• [GIVEN PASSAGE]:
-- begin --

Every year around November, a news item pops up on most UK media platforms saying that from this day until the end of the year, women are working for nothing. This is presented as an illustration of the gender pay gap, the discrepancy between what men and women earn in the UK.

The gender pay gap has become another fact that is promoted widely, including by respectable publications. Earlier this year the Financial Times (April 23, 2019) reported that "there are still no sectors in the UK economy where women are paid the same as men" and that "the median pay gap this year [2018] was 11.9%". These are shocking facts. This suggests that women in UK workplaces are being actively discriminated against by employers. It might therefore be considered perfectly reasonable for women to assume that such discrimination does apply to them and that their contribution will not be fairly valued. It might also be reasonable to demand that companies and government develop further policies to correct this inequality.

The impact of this information is significant: it is demoralising, divisive and harmful. In our coaching work we regularly encounter women and men concerned about this situation and struggling to know how to address it, both for themselves and their teams. For a woman to assume, based on the presentation of these facts, that her male counterparts are paid more, is corrosive.

So how would that look if we knew that that information was misleading?

-- end --

• [MATERIAL FOR THE TASK]:
-- begin --

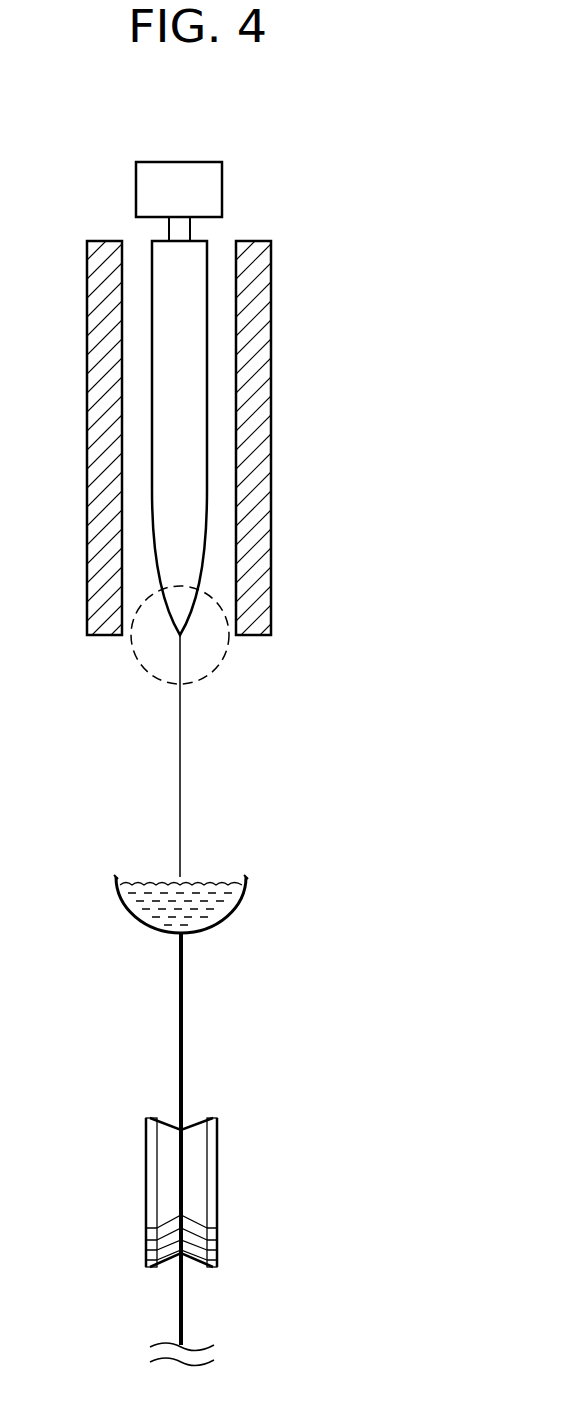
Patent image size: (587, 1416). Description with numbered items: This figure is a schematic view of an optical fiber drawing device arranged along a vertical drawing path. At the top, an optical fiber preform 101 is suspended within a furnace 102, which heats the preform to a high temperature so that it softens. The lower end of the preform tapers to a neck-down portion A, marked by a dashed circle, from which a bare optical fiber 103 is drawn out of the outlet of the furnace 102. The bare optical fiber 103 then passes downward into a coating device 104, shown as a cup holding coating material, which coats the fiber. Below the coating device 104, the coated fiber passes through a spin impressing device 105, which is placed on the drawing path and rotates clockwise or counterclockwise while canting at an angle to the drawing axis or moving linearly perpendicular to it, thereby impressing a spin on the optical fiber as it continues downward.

The optical fiber preform 101 is at (200, 252).
The furnace 102 is at (272, 558).
The neck-down portion A is at (150, 675).
The bare optical fiber 103 is at (181, 760).
The coating device 104 is at (237, 906).
The spin impressing device 105 is at (213, 1168).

-- end --

• [STATED EXERCISE 1]: Write out everything in the gender pay gap passage from "The impact of" down to "more, is corrosive.", swapping "demoralising" for "discouraging".
• [STATED EXERCISE 2]: Present the lines of the entries about the optical fiber drawing device as a numbered list with no blank lines, and leave out the picture.
The gender pay gap passage and the entries about an optical fiber drawing device have nothing to do with each other.

• [FINAL RESULT 1]:
The impact of this information is significant: it is discouraging, divisive and harmful. In our coaching work we regularly encounter women and men concerned about this situation and struggling to know how to address it, both for themselves and their teams. For a woman to assume, based on the presentation of these facts, that her male counterparts are paid more, is corrosive.

• [FINAL RESULT 2]:
1. Patent image size: (587, 1416). Description with numbered items: This figure is a schematic view of an optical fiber drawing device arranged along a vertical drawing path. At the top, an optical fiber preform 101 is suspended within a furnace 102, which heats the preform to a high temperature so that it softens. The lower end of the preform tapers to a neck-down portion A, marked by a dashed circle, from which a bare optical fiber 103 is drawn out of the outlet of the furnace 102. The bare optical fiber 103 then passes downward into a coating device 104, shown as a cup holding coating material, which coats the fiber. Below the coating device 104, the coated fiber passes through a spin impressing device 105, which is placed on the drawing path and rotates clockwise or counterclockwise while canting at an angle to the drawing axis or moving linearly perpendicular to it, thereby impressing a spin on the optical fiber as it continues downward.
2. The optical fiber preform 101 is at (200, 252).
3. The furnace 102 is at (272, 558).
4. The neck-down portion A is at (150, 675).
5. The bare optical fiber 103 is at (181, 760).
6. The coating device 104 is at (237, 906).
7. The spin impressing device 105 is at (213, 1168).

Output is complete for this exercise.